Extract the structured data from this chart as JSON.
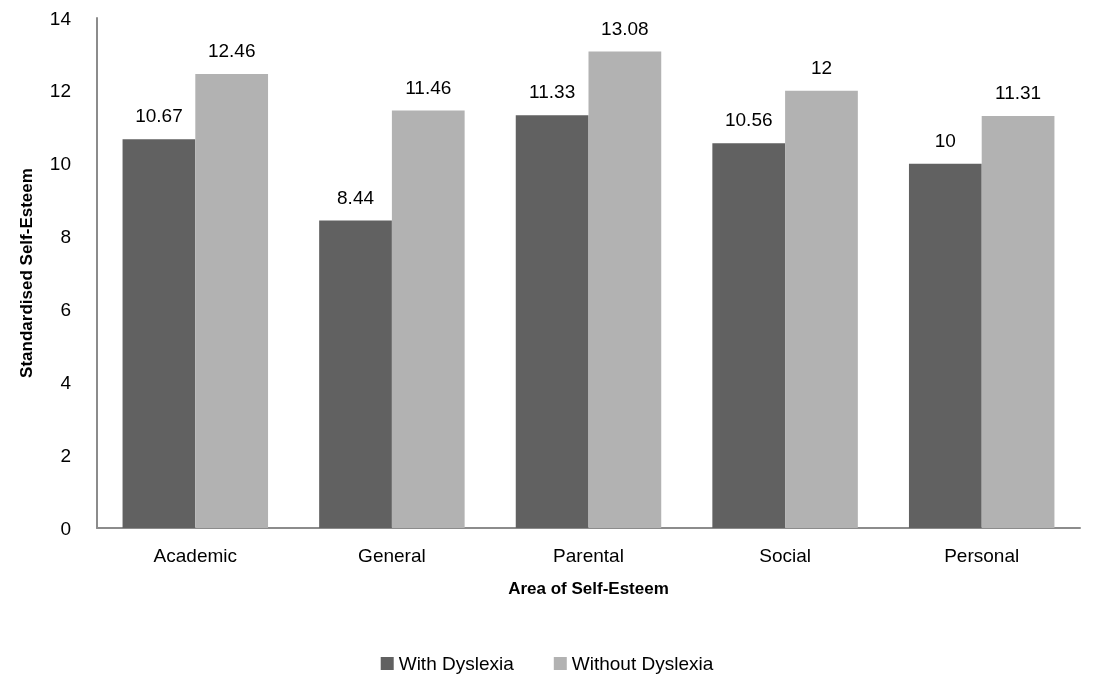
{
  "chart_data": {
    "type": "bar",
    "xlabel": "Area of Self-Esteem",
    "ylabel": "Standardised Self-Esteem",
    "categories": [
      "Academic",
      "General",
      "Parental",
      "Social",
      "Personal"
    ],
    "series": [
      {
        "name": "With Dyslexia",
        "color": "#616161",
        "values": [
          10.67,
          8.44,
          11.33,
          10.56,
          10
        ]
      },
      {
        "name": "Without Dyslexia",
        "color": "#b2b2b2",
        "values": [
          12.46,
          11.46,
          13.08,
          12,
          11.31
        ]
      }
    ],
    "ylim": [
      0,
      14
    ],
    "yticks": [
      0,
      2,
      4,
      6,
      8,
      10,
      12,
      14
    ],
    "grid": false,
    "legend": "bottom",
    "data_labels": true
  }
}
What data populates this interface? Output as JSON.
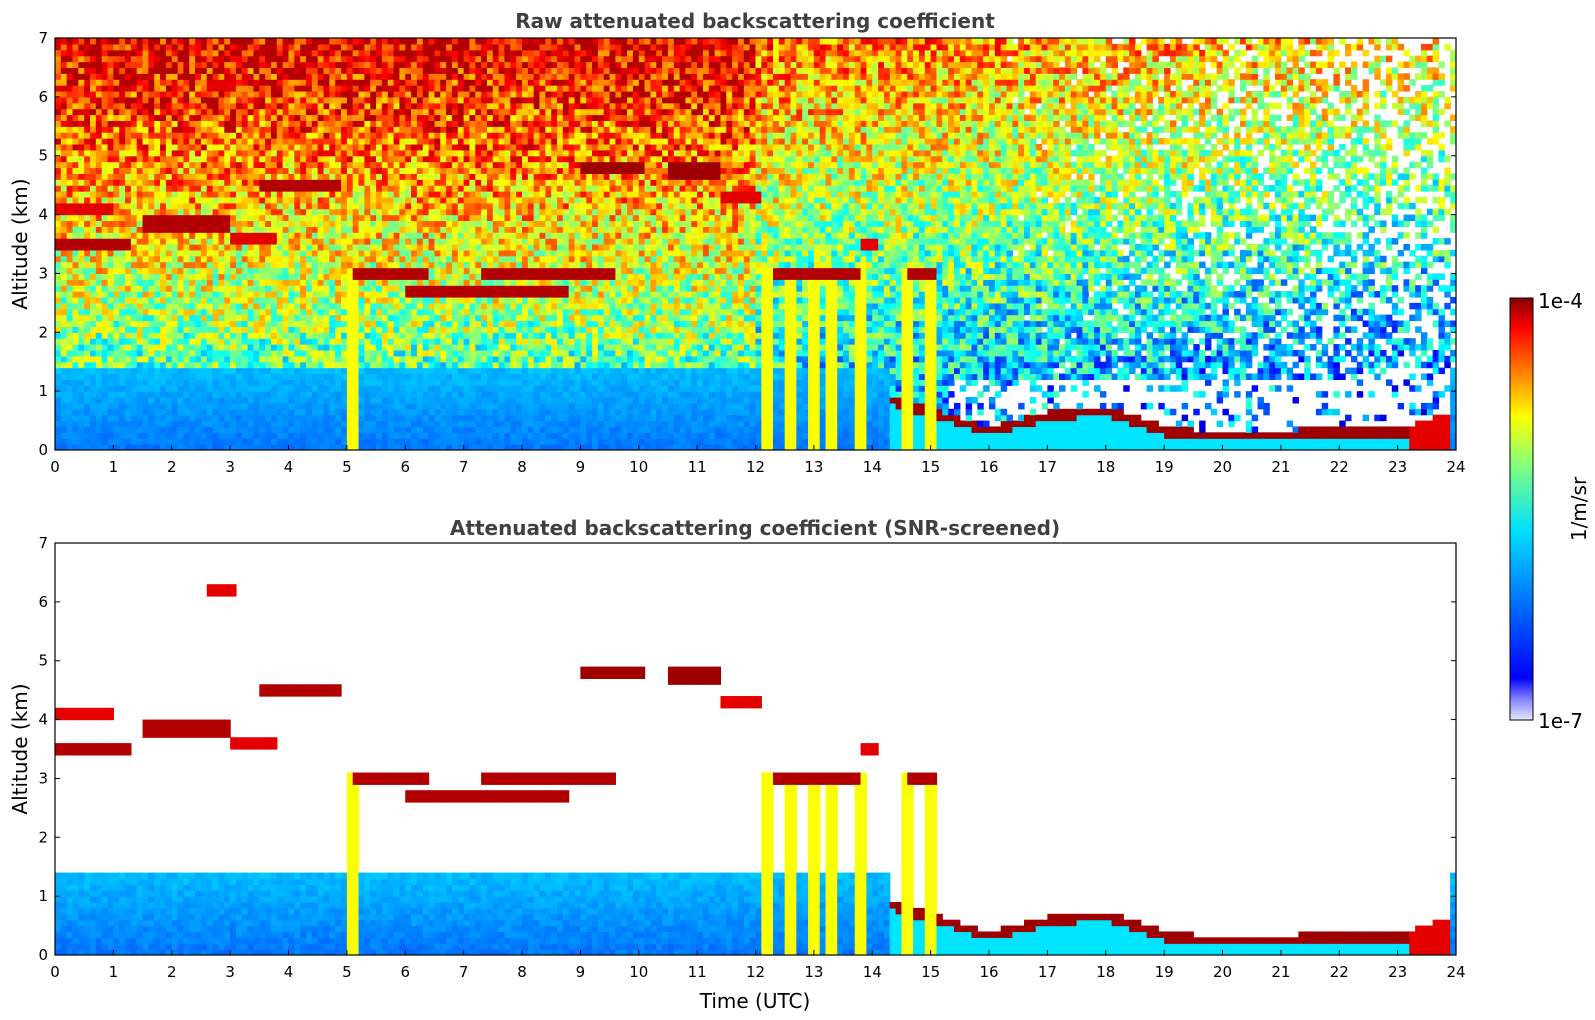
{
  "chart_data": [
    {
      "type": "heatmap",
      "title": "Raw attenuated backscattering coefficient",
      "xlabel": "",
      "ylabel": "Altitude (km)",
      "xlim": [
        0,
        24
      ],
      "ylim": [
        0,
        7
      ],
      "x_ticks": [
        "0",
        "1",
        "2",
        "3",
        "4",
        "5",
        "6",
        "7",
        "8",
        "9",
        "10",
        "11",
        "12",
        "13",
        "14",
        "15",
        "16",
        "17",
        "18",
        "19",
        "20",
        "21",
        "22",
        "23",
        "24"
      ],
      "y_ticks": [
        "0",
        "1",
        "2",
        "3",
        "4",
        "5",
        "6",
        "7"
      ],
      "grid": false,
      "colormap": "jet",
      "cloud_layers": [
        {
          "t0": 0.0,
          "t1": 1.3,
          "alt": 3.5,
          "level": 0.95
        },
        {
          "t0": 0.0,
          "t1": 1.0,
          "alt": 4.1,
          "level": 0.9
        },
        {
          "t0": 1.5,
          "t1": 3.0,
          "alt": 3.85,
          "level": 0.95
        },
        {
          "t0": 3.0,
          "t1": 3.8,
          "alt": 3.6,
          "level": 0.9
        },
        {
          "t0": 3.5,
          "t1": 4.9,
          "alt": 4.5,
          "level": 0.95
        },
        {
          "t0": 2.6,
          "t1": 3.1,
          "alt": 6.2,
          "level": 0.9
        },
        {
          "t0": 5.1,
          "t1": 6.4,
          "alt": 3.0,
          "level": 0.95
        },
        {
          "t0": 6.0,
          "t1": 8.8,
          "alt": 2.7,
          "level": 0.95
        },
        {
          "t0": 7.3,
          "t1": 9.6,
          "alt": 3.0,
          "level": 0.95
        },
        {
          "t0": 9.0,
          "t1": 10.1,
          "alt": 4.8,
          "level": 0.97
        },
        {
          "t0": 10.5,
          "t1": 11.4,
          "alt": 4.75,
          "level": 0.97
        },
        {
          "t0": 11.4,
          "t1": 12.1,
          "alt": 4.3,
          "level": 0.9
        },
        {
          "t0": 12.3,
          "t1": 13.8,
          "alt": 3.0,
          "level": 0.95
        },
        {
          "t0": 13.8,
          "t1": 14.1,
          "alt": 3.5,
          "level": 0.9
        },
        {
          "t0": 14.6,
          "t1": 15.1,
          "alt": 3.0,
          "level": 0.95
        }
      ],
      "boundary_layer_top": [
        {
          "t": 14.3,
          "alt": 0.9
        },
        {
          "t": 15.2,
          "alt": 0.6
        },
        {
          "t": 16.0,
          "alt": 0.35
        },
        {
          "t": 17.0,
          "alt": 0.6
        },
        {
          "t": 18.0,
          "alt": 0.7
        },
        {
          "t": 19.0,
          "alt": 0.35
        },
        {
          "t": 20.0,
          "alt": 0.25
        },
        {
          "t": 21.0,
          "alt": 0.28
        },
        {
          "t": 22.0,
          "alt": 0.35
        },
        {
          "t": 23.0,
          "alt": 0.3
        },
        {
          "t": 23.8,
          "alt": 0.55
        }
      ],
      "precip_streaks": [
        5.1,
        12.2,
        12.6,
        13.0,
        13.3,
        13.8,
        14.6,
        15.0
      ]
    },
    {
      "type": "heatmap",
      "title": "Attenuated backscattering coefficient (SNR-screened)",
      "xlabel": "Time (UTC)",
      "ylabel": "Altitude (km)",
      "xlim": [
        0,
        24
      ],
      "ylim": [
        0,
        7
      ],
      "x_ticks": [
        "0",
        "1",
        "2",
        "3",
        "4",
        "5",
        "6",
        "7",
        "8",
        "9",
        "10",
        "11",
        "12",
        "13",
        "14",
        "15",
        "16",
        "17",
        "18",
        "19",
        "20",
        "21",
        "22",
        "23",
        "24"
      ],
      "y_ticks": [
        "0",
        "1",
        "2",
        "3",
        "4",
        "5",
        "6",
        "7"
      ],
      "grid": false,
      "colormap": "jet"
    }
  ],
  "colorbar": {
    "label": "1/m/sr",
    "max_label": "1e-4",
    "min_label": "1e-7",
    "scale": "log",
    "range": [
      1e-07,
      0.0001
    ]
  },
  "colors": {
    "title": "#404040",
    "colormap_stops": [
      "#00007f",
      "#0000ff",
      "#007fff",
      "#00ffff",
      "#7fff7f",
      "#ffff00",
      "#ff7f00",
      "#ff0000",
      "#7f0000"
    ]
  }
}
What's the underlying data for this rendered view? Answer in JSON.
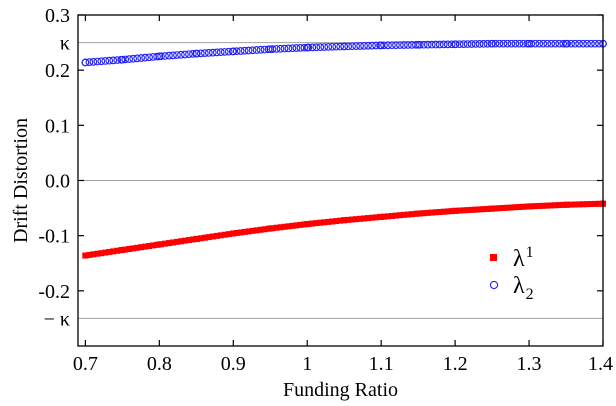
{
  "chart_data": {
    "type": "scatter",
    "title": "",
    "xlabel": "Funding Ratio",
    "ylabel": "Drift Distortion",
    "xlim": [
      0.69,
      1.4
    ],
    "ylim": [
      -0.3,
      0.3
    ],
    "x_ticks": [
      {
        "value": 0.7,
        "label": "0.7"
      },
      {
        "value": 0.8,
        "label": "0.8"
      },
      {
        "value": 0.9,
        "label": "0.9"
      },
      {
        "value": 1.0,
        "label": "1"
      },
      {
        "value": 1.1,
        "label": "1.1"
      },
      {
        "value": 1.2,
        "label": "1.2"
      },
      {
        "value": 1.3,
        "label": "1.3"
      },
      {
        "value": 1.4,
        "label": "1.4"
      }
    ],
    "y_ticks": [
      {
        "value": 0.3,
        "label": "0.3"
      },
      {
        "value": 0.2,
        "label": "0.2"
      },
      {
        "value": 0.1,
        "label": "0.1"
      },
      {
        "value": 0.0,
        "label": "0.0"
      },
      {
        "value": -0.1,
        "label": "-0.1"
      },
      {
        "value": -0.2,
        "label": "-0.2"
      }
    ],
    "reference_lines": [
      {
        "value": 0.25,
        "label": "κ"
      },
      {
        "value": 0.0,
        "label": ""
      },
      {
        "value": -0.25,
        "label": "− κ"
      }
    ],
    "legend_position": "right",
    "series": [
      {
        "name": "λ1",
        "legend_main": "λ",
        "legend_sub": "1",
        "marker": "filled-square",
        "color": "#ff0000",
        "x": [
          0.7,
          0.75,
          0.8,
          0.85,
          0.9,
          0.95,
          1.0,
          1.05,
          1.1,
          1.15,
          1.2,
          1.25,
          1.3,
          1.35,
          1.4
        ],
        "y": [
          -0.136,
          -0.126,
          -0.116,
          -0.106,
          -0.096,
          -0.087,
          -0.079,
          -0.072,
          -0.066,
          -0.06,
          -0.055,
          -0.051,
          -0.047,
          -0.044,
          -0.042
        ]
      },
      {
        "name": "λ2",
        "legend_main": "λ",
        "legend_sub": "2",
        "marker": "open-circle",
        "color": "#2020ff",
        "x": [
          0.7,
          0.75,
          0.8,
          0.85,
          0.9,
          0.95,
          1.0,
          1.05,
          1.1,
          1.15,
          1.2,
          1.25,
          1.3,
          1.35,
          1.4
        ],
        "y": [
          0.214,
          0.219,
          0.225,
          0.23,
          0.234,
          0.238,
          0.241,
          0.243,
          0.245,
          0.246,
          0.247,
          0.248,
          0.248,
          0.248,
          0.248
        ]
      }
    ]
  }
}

* **PROBLEM DETAILS**: Give the number of lines where the string "title" occurs, without any further text.

* **TASK RESPONSE**: 4